=== Given records ===
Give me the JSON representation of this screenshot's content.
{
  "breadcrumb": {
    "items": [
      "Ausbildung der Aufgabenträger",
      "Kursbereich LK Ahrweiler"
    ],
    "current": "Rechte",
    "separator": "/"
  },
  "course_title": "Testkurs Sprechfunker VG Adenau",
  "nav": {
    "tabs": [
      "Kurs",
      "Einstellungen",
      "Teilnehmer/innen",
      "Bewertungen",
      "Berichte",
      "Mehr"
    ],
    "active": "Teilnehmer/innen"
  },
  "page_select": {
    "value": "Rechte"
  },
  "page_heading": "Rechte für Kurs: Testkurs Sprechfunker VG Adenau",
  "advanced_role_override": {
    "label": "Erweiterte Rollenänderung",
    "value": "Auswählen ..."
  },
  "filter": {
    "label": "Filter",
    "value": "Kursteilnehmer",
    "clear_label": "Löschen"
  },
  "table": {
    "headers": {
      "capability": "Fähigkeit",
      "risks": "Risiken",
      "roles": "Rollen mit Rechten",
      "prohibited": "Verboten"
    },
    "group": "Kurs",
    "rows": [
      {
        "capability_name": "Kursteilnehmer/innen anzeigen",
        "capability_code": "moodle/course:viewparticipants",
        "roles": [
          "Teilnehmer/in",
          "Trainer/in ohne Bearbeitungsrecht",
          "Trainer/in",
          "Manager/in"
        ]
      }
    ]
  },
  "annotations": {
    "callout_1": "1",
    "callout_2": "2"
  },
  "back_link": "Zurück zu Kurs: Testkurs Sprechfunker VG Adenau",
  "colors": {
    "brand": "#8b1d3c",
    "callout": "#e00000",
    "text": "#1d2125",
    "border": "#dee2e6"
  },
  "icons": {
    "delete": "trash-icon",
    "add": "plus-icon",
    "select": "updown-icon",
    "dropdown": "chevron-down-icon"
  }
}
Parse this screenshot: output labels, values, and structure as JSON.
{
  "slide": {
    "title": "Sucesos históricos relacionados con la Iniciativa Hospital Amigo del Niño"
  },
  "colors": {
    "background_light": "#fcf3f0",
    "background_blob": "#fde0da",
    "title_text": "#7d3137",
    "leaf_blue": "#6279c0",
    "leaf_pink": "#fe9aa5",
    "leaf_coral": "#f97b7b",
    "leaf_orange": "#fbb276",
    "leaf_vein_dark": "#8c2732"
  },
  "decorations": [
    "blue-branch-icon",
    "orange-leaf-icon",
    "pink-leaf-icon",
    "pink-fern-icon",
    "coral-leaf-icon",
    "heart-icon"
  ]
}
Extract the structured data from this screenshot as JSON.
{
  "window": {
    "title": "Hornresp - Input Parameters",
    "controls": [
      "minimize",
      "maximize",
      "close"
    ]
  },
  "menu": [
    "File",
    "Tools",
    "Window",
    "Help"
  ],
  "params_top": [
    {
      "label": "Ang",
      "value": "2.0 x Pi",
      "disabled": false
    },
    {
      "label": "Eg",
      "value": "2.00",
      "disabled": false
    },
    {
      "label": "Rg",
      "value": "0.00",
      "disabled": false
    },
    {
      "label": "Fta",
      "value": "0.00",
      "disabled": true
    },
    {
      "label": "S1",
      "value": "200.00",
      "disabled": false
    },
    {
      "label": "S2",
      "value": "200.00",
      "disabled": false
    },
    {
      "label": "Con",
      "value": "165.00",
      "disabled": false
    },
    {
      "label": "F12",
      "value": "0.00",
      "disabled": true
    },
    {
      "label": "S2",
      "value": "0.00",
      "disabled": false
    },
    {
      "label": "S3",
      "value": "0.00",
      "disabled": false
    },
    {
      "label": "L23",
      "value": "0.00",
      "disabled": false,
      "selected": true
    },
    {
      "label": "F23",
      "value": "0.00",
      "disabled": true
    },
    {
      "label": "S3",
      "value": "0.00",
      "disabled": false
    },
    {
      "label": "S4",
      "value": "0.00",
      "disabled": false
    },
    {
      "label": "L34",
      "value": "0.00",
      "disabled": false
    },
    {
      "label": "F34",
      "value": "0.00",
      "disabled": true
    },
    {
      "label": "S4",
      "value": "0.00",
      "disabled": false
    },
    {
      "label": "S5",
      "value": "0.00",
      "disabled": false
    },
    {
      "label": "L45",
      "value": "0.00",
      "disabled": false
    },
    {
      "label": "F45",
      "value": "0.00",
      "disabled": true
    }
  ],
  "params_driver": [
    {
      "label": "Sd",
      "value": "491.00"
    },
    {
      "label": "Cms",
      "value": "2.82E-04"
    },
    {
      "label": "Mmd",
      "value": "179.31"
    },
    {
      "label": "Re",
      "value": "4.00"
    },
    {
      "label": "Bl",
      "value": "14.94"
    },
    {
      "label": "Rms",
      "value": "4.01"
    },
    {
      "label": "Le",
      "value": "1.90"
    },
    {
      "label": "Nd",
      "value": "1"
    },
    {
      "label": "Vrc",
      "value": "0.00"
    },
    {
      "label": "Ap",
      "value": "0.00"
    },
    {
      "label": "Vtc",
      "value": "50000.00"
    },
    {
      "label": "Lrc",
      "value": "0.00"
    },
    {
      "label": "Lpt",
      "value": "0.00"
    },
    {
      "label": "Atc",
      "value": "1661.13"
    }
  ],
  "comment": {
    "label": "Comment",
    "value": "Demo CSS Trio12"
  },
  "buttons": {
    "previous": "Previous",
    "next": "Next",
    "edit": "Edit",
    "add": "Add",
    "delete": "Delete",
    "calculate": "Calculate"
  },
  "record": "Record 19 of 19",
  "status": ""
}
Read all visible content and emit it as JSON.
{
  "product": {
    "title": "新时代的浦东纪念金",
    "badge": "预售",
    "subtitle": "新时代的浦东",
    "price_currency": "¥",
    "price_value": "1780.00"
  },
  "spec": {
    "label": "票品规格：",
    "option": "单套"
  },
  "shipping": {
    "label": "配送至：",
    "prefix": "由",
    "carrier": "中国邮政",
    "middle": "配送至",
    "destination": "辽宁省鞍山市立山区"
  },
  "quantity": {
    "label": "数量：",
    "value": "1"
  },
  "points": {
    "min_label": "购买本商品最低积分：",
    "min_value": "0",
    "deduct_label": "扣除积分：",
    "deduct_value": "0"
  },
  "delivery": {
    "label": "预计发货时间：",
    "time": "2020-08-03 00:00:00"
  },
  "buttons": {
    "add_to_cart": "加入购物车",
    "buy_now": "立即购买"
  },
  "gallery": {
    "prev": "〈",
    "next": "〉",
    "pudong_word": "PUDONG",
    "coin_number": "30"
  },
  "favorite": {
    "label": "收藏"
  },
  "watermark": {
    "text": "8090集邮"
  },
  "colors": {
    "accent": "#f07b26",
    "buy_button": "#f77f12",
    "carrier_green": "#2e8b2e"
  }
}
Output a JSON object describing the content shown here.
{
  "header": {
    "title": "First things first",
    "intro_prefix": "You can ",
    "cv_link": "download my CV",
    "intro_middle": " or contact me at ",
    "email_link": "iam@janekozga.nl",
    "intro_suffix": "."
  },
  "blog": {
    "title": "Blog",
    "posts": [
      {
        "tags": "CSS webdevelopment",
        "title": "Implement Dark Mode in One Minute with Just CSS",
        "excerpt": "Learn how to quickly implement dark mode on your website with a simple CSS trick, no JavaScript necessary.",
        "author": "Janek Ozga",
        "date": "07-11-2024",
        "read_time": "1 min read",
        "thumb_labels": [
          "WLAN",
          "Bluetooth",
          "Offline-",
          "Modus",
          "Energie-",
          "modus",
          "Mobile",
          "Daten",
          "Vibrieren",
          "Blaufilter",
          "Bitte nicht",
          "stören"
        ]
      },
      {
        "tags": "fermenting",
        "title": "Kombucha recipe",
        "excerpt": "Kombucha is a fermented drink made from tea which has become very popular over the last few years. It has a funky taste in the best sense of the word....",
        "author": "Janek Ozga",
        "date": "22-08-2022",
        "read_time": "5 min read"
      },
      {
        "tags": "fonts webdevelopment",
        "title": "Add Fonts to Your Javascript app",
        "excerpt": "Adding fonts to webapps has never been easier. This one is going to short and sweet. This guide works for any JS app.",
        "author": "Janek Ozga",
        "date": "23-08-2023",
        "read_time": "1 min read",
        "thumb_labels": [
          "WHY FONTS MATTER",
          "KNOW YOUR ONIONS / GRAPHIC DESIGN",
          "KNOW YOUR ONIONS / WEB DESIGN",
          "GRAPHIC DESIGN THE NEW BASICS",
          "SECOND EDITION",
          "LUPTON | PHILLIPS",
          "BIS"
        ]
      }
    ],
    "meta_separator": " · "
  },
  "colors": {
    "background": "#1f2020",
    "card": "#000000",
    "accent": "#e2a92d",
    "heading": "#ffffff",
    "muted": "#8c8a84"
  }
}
===
_Objective_
Lines holding the word "KNOW" in the entries above are the ones to pull out. Copy them all.

_Task solution_
          "KNOW YOUR ONIONS / GRAPHIC DESIGN",
          "KNOW YOUR ONIONS / WEB DESIGN",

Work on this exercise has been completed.